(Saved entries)
* * *

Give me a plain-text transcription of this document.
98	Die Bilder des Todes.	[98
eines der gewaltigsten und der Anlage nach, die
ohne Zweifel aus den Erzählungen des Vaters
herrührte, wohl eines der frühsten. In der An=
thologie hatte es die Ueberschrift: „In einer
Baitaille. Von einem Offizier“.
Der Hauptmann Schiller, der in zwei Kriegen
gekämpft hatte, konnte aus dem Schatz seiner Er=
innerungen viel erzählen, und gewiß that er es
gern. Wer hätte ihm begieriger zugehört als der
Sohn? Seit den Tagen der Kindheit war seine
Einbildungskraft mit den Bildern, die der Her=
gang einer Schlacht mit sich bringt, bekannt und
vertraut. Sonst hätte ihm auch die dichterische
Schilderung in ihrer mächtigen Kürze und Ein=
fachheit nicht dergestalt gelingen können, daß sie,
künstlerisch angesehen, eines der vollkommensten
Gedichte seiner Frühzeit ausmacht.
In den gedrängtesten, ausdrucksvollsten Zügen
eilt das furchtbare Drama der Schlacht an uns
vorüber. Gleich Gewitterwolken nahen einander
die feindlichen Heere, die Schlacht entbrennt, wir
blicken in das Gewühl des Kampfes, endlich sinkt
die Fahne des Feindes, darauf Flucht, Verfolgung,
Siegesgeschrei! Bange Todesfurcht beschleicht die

* * *

# Goal of the exercise
Write the material out exactly, with nothing left out.

# Solution to this task
Give me a plain-text transcription of this document.
98	Die Bilder des Todes.	[98
eines der gewaltigsten und der Anlage nach, die
ohne Zweifel aus den Erzählungen des Vaters
herrührte, wohl eines der frühsten. In der An=
thologie hatte es die Ueberschrift: „In einer
Baitaille. Von einem Offizier“.
Der Hauptmann Schiller, der in zwei Kriegen
gekämpft hatte, konnte aus dem Schatz seiner Er=
innerungen viel erzählen, und gewiß that er es
gern. Wer hätte ihm begieriger zugehört als der
Sohn? Seit den Tagen der Kindheit war seine
Einbildungskraft mit den Bildern, die der Her=
gang einer Schlacht mit sich bringt, bekannt und
vertraut. Sonst hätte ihm auch die dichterische
Schilderung in ihrer mächtigen Kürze und Ein=
fachheit nicht dergestalt gelingen können, daß sie,
künstlerisch angesehen, eines der vollkommensten
Gedichte seiner Frühzeit ausmacht.
In den gedrängtesten, ausdrucksvollsten Zügen
eilt das furchtbare Drama der Schlacht an uns
vorüber. Gleich Gewitterwolken nahen einander
die feindlichen Heere, die Schlacht entbrennt, wir
blicken in das Gewühl des Kampfes, endlich sinkt
die Fahne des Feindes, darauf Flucht, Verfolgung,
Siegesgeschrei! Bange Todesfurcht beschleicht die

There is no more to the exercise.